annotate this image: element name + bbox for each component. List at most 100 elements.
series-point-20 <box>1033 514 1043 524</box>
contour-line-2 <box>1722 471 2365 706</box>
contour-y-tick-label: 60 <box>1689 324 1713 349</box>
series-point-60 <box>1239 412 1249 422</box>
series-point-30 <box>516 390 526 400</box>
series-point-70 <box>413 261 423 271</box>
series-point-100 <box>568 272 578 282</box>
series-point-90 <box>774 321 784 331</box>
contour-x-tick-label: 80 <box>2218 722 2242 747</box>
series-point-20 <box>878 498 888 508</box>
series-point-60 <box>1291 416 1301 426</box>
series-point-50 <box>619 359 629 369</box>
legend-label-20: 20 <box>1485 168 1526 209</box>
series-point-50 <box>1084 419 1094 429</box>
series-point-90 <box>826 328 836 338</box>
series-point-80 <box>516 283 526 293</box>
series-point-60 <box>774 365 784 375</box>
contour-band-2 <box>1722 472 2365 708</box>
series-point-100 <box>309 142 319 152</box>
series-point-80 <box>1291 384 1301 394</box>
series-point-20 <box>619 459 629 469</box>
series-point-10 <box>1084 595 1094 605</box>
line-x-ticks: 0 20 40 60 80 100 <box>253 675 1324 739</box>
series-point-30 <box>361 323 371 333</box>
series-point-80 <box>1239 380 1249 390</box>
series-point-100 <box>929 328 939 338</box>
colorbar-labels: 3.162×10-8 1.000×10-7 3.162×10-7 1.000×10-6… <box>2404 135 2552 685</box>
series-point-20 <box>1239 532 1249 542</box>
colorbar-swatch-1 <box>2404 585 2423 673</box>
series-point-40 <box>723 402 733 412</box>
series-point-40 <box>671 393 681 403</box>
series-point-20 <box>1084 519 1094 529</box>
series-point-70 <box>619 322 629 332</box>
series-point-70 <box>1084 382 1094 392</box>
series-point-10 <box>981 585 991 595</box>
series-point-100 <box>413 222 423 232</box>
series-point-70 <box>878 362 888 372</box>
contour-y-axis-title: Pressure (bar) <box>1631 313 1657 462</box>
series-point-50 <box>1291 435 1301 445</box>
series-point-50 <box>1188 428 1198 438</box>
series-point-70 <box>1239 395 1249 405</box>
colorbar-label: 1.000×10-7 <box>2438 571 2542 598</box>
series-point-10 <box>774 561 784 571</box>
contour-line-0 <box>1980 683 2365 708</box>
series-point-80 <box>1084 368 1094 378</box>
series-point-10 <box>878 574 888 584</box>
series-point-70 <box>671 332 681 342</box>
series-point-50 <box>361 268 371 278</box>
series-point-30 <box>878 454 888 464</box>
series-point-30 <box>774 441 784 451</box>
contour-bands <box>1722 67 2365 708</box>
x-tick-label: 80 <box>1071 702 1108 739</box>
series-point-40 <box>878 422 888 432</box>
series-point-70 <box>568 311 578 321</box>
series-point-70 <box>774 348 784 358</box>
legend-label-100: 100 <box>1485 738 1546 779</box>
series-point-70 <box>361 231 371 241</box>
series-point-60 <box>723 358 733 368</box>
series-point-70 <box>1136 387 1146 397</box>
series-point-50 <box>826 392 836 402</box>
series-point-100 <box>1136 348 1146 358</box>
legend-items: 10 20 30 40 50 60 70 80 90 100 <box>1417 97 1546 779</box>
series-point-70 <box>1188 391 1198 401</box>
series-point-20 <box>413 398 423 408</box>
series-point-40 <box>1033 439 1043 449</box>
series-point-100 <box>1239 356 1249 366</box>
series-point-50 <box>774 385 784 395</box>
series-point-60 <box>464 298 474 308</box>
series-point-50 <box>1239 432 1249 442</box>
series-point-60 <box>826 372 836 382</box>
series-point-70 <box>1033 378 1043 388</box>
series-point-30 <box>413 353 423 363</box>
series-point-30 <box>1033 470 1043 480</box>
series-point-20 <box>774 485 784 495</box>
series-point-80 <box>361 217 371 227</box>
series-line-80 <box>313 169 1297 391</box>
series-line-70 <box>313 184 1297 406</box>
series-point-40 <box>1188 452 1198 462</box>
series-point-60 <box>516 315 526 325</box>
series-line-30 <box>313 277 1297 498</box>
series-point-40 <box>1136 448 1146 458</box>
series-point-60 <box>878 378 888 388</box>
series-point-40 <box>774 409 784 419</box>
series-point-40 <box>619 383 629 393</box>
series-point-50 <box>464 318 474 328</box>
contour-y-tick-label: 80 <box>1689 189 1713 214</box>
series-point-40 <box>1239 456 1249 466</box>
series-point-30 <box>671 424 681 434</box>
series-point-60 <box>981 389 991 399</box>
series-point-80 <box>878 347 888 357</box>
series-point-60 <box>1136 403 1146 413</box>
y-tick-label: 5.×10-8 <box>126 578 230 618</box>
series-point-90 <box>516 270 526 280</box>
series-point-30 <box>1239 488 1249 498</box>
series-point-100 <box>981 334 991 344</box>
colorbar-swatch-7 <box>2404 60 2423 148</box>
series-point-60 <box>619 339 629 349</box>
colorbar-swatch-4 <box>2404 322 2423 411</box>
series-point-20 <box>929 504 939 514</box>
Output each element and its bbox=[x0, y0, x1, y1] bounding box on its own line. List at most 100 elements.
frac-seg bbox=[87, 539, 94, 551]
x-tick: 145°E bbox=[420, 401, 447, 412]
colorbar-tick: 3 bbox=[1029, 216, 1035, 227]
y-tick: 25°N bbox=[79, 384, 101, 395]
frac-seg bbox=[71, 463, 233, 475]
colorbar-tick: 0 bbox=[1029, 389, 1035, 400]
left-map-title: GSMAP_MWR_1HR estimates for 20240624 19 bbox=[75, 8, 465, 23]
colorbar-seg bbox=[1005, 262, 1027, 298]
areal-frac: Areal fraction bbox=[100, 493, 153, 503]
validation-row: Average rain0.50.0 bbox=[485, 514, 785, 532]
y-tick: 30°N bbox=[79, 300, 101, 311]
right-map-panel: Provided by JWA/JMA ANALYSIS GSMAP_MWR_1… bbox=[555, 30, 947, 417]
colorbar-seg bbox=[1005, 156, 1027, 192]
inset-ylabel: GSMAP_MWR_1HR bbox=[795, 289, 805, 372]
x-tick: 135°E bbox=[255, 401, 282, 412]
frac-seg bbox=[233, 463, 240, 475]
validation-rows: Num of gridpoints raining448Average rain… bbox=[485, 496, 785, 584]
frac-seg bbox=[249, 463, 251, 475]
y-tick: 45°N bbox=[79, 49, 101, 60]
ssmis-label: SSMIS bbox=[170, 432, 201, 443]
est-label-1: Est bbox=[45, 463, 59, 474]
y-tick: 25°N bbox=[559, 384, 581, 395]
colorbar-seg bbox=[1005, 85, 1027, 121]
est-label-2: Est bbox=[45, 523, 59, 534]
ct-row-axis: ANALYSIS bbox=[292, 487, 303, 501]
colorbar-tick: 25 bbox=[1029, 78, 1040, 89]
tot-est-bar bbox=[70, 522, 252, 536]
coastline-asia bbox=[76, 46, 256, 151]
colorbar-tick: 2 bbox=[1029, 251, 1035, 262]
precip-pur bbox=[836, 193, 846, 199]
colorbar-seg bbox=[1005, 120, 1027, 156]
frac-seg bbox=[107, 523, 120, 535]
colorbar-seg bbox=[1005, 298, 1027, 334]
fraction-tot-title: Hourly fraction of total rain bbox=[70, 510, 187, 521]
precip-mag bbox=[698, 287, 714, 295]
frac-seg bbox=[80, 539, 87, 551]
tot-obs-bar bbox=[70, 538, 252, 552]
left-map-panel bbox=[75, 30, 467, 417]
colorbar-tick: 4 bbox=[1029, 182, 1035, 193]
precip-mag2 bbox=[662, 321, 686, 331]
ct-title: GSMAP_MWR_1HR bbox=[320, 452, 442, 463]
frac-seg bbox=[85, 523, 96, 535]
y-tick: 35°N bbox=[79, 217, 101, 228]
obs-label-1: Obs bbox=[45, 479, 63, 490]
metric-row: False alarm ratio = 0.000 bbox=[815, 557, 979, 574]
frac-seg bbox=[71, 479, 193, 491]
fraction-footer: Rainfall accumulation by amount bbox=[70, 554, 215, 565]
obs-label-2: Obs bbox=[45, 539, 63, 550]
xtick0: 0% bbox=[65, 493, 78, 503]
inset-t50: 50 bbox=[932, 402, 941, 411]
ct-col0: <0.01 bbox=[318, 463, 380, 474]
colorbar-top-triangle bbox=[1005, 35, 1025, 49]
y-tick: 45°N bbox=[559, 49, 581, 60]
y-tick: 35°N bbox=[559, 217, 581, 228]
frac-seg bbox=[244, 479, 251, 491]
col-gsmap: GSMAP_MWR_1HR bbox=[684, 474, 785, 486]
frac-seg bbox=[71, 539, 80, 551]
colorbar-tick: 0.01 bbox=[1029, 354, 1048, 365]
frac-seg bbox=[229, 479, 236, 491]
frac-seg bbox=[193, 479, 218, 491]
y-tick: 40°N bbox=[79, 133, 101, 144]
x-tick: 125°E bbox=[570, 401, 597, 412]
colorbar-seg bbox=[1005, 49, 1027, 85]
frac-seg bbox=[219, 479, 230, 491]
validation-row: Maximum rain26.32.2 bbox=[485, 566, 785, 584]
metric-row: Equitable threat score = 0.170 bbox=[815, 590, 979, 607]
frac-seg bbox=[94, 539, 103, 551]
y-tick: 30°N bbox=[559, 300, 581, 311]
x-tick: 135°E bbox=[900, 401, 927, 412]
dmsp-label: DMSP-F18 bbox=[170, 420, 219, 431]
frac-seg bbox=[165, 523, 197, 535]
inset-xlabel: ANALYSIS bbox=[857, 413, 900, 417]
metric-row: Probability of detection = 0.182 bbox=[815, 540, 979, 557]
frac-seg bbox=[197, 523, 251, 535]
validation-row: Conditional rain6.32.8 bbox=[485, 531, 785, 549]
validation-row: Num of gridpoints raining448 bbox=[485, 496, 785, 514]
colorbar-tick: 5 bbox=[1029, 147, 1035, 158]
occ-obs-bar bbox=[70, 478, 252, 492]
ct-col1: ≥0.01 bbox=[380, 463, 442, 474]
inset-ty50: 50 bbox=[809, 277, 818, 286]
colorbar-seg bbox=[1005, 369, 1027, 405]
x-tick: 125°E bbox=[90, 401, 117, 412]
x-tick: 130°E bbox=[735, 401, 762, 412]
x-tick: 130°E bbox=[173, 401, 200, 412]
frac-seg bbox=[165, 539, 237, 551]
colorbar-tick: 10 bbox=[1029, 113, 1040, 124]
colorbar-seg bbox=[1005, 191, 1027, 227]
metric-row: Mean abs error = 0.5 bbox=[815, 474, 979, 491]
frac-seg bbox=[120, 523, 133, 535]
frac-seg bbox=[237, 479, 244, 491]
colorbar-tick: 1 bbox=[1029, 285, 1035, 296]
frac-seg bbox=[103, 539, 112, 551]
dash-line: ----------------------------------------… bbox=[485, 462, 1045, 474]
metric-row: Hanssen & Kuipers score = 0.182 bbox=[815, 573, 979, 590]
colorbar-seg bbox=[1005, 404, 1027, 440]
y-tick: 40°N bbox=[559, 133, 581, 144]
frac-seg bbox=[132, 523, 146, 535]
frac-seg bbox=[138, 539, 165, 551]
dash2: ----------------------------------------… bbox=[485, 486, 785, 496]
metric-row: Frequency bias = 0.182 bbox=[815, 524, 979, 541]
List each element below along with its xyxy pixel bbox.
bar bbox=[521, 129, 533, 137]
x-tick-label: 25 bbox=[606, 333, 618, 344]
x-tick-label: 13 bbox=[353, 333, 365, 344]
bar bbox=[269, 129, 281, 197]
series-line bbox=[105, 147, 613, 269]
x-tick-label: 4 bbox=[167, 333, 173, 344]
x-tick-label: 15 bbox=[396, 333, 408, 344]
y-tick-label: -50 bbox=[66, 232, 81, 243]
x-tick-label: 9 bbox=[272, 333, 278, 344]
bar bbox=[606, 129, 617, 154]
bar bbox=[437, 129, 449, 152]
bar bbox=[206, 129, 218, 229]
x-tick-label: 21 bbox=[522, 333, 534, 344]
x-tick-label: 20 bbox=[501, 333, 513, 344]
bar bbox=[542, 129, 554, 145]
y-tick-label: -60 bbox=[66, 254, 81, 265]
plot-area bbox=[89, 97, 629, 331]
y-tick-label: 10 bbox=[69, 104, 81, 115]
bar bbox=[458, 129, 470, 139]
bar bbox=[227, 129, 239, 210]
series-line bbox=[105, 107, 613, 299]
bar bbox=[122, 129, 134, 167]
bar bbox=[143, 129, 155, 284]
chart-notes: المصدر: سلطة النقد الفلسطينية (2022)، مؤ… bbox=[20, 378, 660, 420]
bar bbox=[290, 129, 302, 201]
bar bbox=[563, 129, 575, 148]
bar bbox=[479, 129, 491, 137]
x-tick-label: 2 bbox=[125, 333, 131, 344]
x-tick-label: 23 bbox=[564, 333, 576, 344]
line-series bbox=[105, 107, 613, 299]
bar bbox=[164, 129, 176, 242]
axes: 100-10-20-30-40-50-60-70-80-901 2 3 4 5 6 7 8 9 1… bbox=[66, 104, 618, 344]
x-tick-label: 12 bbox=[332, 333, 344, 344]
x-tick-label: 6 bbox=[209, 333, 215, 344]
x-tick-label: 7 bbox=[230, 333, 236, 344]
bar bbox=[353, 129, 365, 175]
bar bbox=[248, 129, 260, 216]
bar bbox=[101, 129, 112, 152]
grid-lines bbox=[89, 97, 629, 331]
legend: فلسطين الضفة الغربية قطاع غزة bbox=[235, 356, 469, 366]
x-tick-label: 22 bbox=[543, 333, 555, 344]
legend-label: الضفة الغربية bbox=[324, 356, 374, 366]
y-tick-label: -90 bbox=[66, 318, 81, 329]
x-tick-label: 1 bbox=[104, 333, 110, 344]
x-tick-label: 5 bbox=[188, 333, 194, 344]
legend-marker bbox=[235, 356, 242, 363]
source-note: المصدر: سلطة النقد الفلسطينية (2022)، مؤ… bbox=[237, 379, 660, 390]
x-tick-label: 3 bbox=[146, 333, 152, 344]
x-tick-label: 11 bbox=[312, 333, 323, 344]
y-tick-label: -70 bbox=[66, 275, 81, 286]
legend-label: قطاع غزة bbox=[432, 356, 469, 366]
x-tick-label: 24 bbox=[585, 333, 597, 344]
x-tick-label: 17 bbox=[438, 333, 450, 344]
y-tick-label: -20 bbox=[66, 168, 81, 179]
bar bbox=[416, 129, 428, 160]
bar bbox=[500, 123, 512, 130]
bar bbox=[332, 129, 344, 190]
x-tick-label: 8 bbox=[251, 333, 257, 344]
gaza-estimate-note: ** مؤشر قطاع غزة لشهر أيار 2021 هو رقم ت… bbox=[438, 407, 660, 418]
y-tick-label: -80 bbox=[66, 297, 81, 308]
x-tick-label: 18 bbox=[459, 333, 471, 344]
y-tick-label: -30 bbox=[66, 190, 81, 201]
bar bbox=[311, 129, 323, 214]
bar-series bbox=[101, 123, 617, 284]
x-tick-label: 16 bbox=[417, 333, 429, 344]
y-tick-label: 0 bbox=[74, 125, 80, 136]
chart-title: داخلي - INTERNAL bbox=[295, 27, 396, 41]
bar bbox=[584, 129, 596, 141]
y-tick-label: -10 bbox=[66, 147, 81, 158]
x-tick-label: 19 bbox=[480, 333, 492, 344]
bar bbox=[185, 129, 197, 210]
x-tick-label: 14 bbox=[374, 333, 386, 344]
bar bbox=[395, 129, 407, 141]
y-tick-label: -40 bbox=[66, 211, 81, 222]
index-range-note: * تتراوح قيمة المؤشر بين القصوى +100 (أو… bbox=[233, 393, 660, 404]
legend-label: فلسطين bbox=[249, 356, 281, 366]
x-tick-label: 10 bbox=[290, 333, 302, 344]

* * * *

WHAT YOU SHOULD DO → Retype the records from their first line through the line containing "series-point-70 <box>413 261 423 271</box>", including both of those lines.

THE COMPLETED TASK →
annotate this image: element name + bbox for each component. List at most 100 elements.
series-point-20 <box>1033 514 1043 524</box>
contour-line-2 <box>1722 471 2365 706</box>
contour-y-tick-label: 60 <box>1689 324 1713 349</box>
series-point-60 <box>1239 412 1249 422</box>
series-point-30 <box>516 390 526 400</box>
series-point-70 <box>413 261 423 271</box>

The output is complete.